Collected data
○ ○ ○ ○ ○

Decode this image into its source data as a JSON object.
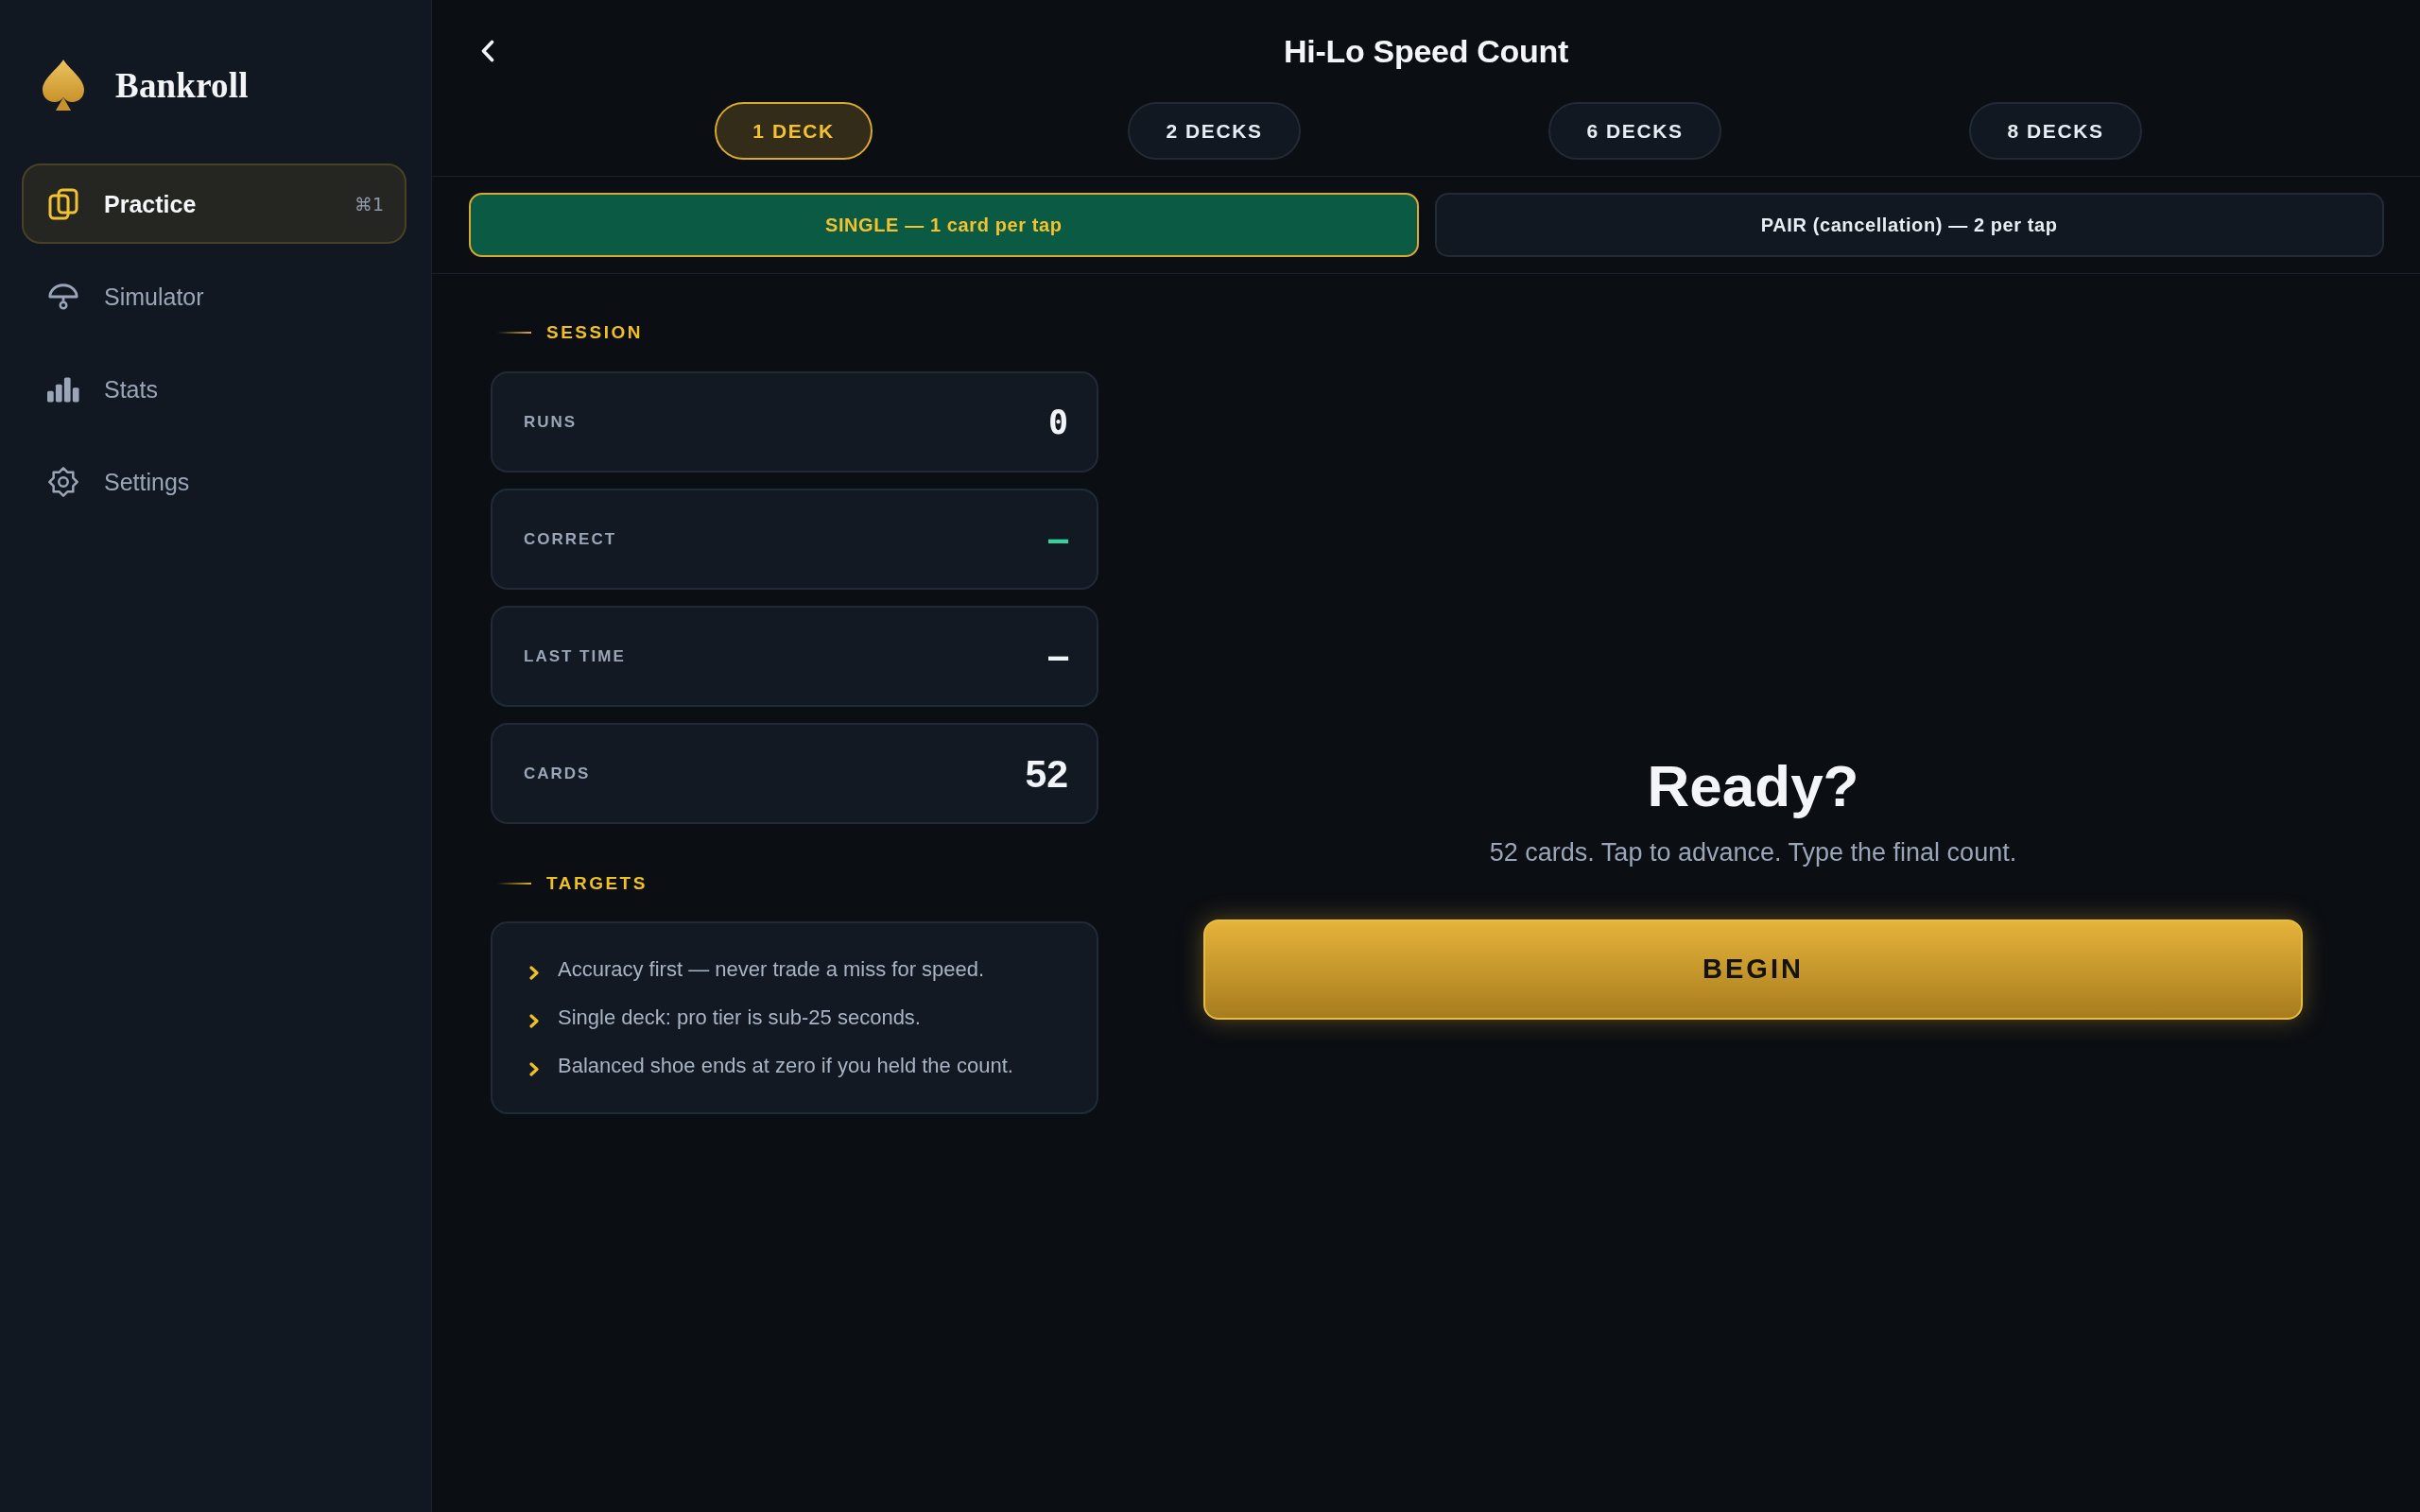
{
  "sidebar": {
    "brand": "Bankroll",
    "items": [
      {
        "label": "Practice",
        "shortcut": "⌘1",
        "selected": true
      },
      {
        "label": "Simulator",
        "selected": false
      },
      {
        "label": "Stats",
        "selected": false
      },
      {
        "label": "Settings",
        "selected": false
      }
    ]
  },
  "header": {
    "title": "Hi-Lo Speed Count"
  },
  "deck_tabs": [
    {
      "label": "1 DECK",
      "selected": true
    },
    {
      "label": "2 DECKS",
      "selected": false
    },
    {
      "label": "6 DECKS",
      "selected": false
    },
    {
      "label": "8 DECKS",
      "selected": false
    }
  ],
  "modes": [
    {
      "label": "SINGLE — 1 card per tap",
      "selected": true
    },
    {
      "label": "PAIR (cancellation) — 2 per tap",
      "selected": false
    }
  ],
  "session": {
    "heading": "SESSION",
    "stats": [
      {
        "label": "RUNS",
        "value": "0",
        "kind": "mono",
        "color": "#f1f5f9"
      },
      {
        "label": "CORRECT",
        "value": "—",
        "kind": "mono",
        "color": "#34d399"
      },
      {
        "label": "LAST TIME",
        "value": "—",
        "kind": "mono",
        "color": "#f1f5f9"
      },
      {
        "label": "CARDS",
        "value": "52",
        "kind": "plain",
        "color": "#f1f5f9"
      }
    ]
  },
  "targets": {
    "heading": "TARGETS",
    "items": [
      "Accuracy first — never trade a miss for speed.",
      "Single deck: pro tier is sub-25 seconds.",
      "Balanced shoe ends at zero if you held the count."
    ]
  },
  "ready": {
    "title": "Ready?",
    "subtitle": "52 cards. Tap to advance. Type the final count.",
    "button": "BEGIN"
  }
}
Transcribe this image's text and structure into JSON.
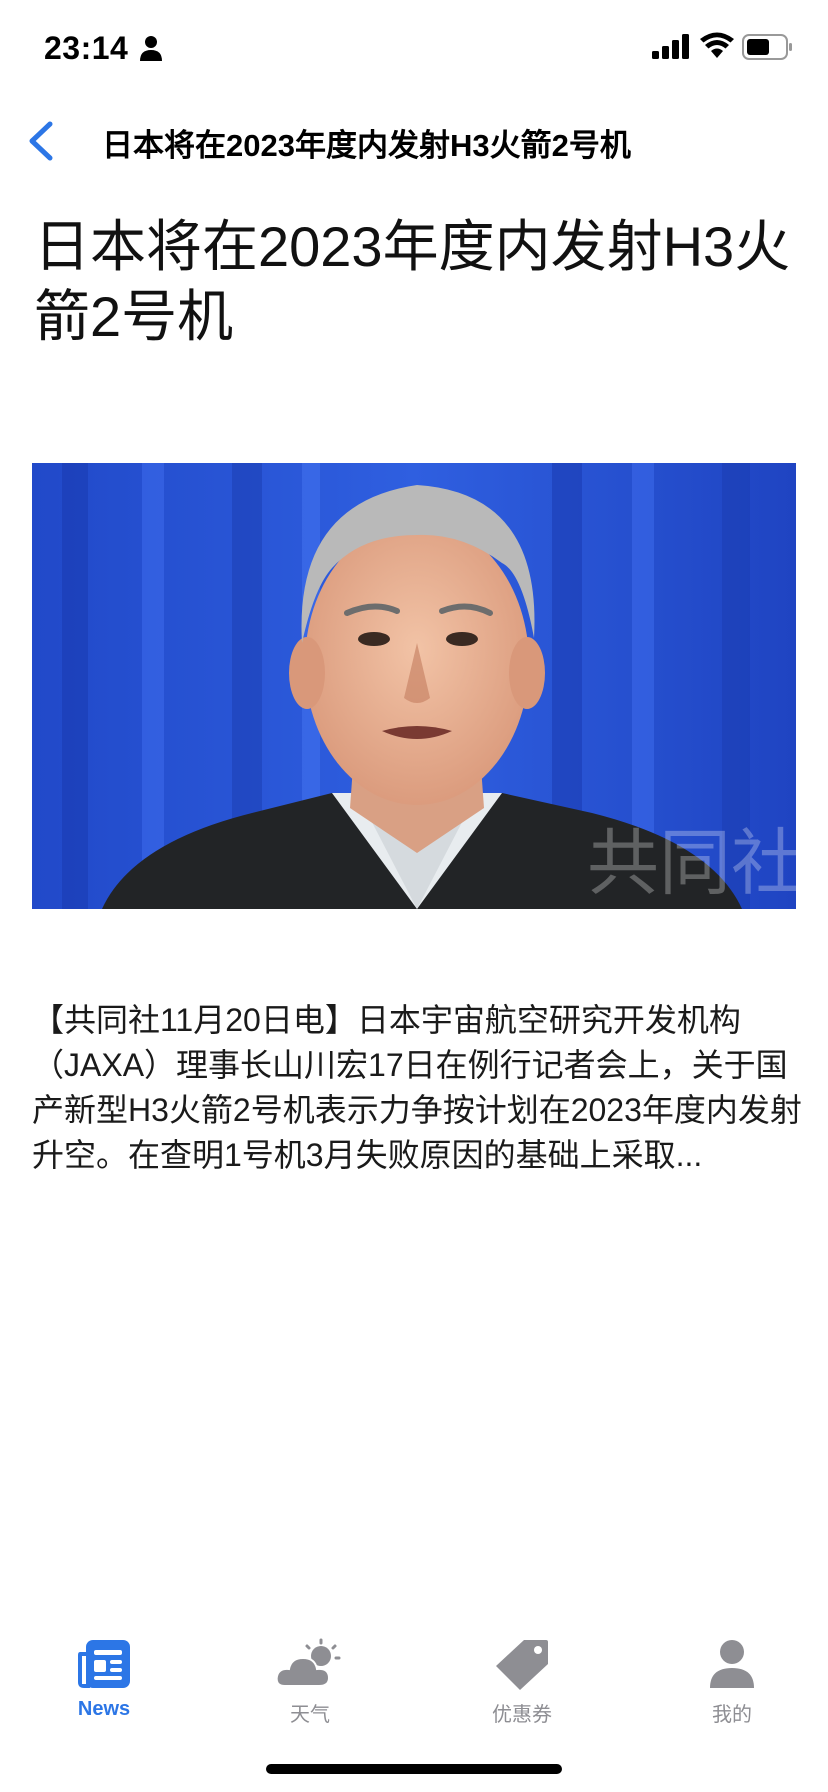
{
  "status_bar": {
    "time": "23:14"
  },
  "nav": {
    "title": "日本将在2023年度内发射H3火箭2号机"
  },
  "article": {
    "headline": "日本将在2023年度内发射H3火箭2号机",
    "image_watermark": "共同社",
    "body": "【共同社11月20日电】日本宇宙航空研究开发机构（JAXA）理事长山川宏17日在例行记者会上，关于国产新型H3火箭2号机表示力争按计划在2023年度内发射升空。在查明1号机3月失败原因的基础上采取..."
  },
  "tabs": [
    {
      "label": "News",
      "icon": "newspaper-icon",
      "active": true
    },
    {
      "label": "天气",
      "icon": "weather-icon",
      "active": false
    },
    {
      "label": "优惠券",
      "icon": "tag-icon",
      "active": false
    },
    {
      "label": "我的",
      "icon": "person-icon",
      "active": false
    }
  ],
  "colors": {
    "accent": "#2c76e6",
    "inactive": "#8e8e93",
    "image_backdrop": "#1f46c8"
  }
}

○ ○ ○ ○ ○

What you are asked to do: Copy the material exactly. Do not include the pictures.

Response below:
Decode this image into its source data as a JSON object.
{
  "sidebar": {
    "brand": "Bankroll",
    "items": [
      {
        "label": "Practice",
        "shortcut": "⌘1",
        "selected": true
      },
      {
        "label": "Simulator",
        "selected": false
      },
      {
        "label": "Stats",
        "selected": false
      },
      {
        "label": "Settings",
        "selected": false
      }
    ]
  },
  "header": {
    "title": "Hi-Lo Speed Count"
  },
  "deck_tabs": [
    {
      "label": "1 DECK",
      "selected": true
    },
    {
      "label": "2 DECKS",
      "selected": false
    },
    {
      "label": "6 DECKS",
      "selected": false
    },
    {
      "label": "8 DECKS",
      "selected": false
    }
  ],
  "modes": [
    {
      "label": "SINGLE — 1 card per tap",
      "selected": true
    },
    {
      "label": "PAIR (cancellation) — 2 per tap",
      "selected": false
    }
  ],
  "session": {
    "heading": "SESSION",
    "stats": [
      {
        "label": "RUNS",
        "value": "0",
        "kind": "mono",
        "color": "#f1f5f9"
      },
      {
        "label": "CORRECT",
        "value": "—",
        "kind": "mono",
        "color": "#34d399"
      },
      {
        "label": "LAST TIME",
        "value": "—",
        "kind": "mono",
        "color": "#f1f5f9"
      },
      {
        "label": "CARDS",
        "value": "52",
        "kind": "plain",
        "color": "#f1f5f9"
      }
    ]
  },
  "targets": {
    "heading": "TARGETS",
    "items": [
      "Accuracy first — never trade a miss for speed.",
      "Single deck: pro tier is sub-25 seconds.",
      "Balanced shoe ends at zero if you held the count."
    ]
  },
  "ready": {
    "title": "Ready?",
    "subtitle": "52 cards. Tap to advance. Type the final count.",
    "button": "BEGIN"
  }
}
Transcribe this image's text and structure into JSON.
{
  "status_bar": {
    "time": "23:14"
  },
  "nav": {
    "title": "日本将在2023年度内发射H3火箭2号机"
  },
  "article": {
    "headline": "日本将在2023年度内发射H3火箭2号机",
    "image_watermark": "共同社",
    "body": "【共同社11月20日电】日本宇宙航空研究开发机构（JAXA）理事长山川宏17日在例行记者会上，关于国产新型H3火箭2号机表示力争按计划在2023年度内发射升空。在查明1号机3月失败原因的基础上采取..."
  },
  "tabs": [
    {
      "label": "News",
      "icon": "newspaper-icon",
      "active": true
    },
    {
      "label": "天气",
      "icon": "weather-icon",
      "active": false
    },
    {
      "label": "优惠券",
      "icon": "tag-icon",
      "active": false
    },
    {
      "label": "我的",
      "icon": "person-icon",
      "active": false
    }
  ],
  "colors": {
    "accent": "#2c76e6",
    "inactive": "#8e8e93",
    "image_backdrop": "#1f46c8"
  }
}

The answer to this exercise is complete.